### BRIEF
Copy out word for word the lines in the records below, starting with the line that contains "more-button[interactable]: Еще ▾ (571, 265, 637, 288)" and going on through the line that contains "tree-expand-icon[interactable]: ⊖ (26, 137, 35, 150)".

-------- SUPPLIED RECORDS

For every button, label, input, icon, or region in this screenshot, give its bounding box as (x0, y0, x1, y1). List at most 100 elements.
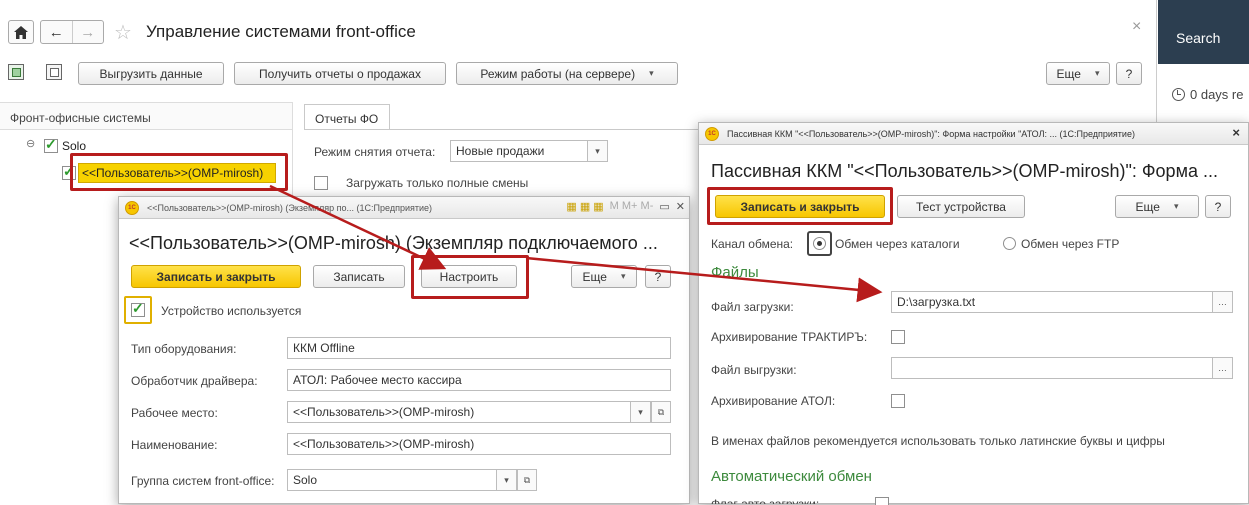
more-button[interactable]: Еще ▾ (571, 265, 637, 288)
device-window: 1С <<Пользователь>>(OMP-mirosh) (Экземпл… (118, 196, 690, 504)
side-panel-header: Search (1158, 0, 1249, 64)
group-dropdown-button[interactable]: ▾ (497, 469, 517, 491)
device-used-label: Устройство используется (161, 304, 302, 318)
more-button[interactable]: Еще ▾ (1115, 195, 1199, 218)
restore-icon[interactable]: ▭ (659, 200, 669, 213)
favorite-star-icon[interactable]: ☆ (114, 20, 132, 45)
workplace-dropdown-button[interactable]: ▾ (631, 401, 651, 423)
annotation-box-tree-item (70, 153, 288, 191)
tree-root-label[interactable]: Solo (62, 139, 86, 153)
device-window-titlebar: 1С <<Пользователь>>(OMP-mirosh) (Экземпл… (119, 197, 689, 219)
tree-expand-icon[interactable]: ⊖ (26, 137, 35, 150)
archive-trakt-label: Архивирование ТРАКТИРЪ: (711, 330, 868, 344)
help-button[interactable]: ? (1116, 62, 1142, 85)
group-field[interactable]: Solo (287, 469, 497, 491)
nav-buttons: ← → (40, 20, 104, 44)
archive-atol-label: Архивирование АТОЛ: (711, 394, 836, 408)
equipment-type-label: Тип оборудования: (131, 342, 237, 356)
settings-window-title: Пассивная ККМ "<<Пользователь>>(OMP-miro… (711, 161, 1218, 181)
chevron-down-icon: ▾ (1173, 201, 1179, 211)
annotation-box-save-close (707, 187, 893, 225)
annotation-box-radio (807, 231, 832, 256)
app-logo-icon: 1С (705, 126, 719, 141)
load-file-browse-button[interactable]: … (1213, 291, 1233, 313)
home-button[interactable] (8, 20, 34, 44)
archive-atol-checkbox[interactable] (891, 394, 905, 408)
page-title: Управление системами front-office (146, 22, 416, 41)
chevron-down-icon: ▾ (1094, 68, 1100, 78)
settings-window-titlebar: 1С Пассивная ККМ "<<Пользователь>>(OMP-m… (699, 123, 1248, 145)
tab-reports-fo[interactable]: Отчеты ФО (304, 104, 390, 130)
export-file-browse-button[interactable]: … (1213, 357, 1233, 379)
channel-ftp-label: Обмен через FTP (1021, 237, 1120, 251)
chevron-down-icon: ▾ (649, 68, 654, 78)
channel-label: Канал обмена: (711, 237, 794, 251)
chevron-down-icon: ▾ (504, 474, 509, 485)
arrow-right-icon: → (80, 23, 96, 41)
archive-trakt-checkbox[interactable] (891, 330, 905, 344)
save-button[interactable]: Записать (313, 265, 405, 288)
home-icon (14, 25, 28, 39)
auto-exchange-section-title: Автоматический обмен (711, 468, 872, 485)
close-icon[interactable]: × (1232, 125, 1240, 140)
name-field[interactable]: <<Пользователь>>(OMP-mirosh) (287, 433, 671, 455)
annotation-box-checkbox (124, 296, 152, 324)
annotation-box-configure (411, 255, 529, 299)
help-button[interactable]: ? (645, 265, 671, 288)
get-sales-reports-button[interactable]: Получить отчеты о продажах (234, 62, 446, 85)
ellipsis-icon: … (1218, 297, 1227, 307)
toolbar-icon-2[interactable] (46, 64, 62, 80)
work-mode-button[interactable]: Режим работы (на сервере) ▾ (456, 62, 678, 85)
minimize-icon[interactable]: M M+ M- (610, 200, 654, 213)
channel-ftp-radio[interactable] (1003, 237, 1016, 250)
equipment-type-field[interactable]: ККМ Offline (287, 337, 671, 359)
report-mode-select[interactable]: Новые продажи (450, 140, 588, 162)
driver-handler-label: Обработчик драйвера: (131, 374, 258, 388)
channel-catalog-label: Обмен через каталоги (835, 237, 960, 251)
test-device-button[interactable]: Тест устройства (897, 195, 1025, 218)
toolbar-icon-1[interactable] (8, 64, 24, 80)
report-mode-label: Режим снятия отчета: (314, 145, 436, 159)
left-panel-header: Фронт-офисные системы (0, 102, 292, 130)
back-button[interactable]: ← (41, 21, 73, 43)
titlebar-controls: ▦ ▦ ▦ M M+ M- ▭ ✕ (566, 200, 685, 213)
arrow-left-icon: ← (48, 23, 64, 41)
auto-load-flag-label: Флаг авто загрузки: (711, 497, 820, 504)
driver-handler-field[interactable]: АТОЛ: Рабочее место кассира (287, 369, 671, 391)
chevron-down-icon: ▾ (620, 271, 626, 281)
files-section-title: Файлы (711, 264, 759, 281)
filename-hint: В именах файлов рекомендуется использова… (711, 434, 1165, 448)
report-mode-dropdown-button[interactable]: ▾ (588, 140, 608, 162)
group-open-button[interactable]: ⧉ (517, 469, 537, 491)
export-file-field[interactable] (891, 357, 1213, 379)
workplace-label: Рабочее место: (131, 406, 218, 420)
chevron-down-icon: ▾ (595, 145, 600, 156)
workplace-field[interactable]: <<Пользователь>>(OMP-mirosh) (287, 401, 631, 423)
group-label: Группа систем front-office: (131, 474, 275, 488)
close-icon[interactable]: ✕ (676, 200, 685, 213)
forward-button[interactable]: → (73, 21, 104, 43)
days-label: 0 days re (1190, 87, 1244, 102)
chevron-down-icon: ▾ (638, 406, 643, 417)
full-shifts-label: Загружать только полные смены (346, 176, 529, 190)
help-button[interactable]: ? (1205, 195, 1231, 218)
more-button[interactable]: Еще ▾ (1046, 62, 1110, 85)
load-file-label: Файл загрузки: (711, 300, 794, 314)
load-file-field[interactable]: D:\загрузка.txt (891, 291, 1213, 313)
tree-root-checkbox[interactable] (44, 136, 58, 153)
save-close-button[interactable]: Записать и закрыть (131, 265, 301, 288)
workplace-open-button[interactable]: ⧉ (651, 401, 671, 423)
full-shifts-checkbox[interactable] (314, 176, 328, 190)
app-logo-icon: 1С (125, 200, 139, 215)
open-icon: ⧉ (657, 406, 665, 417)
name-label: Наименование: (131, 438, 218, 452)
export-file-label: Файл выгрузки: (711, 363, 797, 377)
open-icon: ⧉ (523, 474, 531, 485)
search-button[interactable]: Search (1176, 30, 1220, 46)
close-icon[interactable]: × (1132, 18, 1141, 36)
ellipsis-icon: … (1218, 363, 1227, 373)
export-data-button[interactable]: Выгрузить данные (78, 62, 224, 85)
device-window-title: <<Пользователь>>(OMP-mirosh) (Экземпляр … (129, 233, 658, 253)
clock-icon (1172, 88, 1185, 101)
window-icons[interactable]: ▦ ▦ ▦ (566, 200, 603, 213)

----------------

### REPLY TO THE EXERCISE
more-button[interactable]: Еще ▾ (571, 265, 637, 288)
device-window: 1С <<Пользователь>>(OMP-mirosh) (Экземпл… (118, 196, 690, 504)
side-panel-header: Search (1158, 0, 1249, 64)
group-dropdown-button[interactable]: ▾ (497, 469, 517, 491)
device-used-label: Устройство используется (161, 304, 302, 318)
more-button[interactable]: Еще ▾ (1115, 195, 1199, 218)
restore-icon[interactable]: ▭ (659, 200, 669, 213)
favorite-star-icon[interactable]: ☆ (114, 20, 132, 45)
workplace-dropdown-button[interactable]: ▾ (631, 401, 651, 423)
annotation-box-tree-item (70, 153, 288, 191)
tree-root-label[interactable]: Solo (62, 139, 86, 153)
device-window-titlebar: 1С <<Пользователь>>(OMP-mirosh) (Экземпл… (119, 197, 689, 219)
tree-expand-icon[interactable]: ⊖ (26, 137, 35, 150)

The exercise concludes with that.